▶ _Given exercise_
In the data below, find every line with the string "Mode" and pull it out.

Dataset records
● ● ● ● ● ● ●
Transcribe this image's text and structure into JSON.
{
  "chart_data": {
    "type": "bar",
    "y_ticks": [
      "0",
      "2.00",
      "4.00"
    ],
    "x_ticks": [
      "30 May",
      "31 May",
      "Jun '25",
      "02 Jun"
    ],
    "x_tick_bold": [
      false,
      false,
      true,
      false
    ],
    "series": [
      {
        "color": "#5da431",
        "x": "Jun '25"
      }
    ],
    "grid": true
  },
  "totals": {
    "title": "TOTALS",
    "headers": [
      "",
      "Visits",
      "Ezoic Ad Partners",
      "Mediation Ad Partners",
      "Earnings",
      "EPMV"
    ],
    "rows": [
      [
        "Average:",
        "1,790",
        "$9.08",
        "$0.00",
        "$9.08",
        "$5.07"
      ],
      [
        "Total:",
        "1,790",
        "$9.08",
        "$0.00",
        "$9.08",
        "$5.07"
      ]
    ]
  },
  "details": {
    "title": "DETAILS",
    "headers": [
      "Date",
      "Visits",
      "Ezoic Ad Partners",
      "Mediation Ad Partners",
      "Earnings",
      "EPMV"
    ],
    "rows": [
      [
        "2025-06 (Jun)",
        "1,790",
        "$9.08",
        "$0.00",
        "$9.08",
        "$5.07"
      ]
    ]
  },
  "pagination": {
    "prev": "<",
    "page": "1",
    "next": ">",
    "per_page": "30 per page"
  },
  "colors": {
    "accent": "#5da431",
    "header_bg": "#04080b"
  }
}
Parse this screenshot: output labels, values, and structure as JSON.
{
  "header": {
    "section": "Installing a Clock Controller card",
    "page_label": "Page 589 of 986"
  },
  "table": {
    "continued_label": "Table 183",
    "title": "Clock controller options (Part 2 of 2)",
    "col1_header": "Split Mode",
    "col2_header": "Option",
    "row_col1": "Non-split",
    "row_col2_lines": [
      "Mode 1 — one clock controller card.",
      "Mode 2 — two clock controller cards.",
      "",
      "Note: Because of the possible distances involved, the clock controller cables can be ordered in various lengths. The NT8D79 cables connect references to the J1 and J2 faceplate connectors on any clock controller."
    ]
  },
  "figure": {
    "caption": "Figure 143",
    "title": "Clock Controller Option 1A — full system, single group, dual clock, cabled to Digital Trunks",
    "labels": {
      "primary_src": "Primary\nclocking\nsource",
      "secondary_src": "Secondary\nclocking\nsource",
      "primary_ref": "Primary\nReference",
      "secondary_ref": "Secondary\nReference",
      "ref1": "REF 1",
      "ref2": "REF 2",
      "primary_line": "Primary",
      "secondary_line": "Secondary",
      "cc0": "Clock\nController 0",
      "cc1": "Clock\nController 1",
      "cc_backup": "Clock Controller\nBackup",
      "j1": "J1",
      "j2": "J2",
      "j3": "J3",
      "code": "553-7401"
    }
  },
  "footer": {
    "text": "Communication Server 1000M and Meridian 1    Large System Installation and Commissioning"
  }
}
● ● ● ● ● ● ●
▶ _Task answer_
    "col1_header": "Split Mode",
      "Mode 1 — one clock controller card.",
      "Mode 2 — two clock controller cards.",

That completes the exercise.